(begin)

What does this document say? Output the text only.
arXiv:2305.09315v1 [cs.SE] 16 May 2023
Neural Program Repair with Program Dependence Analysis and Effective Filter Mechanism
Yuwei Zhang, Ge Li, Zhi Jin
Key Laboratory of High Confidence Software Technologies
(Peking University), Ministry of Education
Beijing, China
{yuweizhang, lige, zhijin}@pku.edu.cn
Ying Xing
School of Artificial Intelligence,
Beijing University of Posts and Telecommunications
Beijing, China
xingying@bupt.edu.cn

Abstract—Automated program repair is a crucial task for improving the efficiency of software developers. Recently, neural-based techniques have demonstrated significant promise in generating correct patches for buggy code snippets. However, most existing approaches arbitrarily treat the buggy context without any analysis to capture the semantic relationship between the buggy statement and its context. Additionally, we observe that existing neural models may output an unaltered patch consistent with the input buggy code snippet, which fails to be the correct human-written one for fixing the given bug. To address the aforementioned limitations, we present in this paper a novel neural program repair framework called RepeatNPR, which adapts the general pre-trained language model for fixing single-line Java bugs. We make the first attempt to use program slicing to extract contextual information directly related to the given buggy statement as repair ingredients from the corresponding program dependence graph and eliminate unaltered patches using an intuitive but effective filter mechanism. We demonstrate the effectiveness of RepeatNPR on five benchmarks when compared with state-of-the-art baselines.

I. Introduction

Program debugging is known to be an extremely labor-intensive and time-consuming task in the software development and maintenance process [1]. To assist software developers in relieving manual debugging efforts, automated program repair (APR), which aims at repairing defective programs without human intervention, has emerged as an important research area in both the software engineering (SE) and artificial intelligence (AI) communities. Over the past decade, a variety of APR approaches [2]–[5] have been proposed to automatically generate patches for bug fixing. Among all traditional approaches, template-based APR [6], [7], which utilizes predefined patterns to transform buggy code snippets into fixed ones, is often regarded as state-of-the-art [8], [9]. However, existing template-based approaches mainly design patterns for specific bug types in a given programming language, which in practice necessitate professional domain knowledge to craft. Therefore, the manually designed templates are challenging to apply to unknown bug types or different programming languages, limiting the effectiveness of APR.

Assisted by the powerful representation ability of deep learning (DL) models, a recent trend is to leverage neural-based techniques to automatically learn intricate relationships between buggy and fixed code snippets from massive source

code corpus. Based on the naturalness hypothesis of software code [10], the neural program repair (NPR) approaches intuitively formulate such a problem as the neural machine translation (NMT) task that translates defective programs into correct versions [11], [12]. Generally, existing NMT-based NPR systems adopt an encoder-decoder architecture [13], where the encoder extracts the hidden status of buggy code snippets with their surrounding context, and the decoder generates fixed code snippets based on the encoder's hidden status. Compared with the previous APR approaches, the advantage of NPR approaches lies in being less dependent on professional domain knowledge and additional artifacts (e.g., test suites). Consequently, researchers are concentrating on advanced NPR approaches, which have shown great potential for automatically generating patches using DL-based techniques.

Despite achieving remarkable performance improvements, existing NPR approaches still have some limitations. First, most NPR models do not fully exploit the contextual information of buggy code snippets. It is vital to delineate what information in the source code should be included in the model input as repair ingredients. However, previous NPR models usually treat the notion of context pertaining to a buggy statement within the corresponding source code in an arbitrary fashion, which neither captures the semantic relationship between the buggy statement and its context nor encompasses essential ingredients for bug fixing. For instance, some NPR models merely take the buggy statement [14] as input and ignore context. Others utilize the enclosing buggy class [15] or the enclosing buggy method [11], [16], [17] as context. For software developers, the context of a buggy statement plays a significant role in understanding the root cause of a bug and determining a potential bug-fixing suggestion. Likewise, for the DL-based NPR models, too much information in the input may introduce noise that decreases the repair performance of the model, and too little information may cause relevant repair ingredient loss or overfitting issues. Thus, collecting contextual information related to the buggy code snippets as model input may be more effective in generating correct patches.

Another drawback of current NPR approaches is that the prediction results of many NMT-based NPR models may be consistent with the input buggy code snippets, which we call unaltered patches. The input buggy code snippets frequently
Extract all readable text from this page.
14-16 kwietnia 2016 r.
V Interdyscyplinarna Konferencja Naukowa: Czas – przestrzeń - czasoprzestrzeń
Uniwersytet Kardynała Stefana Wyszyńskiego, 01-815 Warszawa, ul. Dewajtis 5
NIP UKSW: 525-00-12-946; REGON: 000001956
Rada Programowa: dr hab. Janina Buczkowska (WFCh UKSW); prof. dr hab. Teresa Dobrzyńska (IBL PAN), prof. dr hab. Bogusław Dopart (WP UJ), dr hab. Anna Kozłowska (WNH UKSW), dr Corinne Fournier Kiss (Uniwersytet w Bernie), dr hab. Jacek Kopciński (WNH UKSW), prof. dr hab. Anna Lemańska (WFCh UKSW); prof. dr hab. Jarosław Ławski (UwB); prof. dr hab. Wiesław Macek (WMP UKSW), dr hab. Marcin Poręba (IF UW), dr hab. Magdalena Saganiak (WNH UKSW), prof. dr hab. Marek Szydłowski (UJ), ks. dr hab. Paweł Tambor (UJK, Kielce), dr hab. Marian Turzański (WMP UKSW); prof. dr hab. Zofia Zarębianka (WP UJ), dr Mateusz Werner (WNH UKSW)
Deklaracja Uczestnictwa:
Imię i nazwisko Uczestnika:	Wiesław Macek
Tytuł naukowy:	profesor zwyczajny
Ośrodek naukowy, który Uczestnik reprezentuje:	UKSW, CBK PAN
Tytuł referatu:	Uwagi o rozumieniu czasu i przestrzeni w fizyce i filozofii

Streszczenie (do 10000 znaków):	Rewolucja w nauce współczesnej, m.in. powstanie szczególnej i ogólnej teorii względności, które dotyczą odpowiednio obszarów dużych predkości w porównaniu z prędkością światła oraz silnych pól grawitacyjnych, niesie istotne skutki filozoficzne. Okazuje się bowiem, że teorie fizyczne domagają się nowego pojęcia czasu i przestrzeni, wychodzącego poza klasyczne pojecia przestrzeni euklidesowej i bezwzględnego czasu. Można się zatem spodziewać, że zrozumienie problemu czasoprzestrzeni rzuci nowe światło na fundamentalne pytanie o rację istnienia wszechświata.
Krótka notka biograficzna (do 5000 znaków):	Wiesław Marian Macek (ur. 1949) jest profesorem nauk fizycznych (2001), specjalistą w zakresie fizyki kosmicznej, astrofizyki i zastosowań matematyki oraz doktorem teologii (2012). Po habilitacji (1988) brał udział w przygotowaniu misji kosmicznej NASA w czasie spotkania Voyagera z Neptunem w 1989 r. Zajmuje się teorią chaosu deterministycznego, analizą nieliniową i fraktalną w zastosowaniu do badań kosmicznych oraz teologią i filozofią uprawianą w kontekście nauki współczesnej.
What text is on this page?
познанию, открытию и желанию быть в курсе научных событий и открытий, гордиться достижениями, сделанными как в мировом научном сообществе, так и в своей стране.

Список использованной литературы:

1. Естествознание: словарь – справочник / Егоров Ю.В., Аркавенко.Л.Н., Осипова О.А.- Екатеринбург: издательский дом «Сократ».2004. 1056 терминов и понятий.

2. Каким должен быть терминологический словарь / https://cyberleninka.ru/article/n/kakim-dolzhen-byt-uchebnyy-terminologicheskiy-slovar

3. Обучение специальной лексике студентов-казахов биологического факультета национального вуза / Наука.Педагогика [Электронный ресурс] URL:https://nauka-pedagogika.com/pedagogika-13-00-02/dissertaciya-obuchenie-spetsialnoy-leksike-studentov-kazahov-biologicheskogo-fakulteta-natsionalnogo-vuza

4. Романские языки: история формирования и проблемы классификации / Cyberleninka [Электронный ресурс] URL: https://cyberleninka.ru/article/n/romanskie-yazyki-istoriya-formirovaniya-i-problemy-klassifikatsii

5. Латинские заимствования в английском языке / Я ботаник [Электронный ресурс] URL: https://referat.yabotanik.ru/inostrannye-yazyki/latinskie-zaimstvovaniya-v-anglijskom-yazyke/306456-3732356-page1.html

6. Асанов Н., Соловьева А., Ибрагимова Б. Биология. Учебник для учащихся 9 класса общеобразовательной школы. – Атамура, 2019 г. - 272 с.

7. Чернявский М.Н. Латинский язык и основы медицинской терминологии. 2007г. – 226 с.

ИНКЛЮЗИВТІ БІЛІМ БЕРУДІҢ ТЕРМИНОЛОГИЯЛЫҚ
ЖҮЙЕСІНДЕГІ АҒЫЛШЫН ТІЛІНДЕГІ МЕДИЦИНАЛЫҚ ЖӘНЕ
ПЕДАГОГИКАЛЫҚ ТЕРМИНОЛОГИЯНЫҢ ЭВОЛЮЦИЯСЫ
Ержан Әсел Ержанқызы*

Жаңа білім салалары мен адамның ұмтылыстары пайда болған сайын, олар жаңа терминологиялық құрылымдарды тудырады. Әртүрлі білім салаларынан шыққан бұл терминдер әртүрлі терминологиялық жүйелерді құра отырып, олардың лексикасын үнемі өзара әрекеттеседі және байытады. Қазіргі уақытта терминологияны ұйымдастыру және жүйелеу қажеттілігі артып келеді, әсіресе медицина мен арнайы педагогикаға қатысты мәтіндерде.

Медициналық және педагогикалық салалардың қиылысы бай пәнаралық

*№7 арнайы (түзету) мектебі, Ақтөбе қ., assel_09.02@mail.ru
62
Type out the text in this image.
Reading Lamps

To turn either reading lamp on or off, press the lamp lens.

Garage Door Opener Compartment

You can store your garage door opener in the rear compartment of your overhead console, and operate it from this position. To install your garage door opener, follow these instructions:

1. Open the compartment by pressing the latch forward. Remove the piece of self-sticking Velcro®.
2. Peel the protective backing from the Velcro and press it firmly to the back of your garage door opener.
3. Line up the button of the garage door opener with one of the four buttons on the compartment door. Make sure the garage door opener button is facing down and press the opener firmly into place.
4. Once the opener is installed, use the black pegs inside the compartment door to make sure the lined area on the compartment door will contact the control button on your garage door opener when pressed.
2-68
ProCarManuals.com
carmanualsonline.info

(end)

The lines to reproduce run from the line containing "Type out the text in this image." to the end of the listing; write them out exactly and add nothing.

ANSWER FOR THE TASK:
Type out the text in this image.
Reading Lamps

To turn either reading lamp on or off, press the lamp lens.

Garage Door Opener Compartment

You can store your garage door opener in the rear compartment of your overhead console, and operate it from this position. To install your garage door opener, follow these instructions:

1. Open the compartment by pressing the latch forward. Remove the piece of self-sticking Velcro®.
2. Peel the protective backing from the Velcro and press it firmly to the back of your garage door opener.
3. Line up the button of the garage door opener with one of the four buttons on the compartment door. Make sure the garage door opener button is facing down and press the opener firmly into place.
4. Once the opener is installed, use the black pegs inside the compartment door to make sure the lined area on the compartment door will contact the control button on your garage door opener when pressed.
2-68
ProCarManuals.com
carmanualsonline.info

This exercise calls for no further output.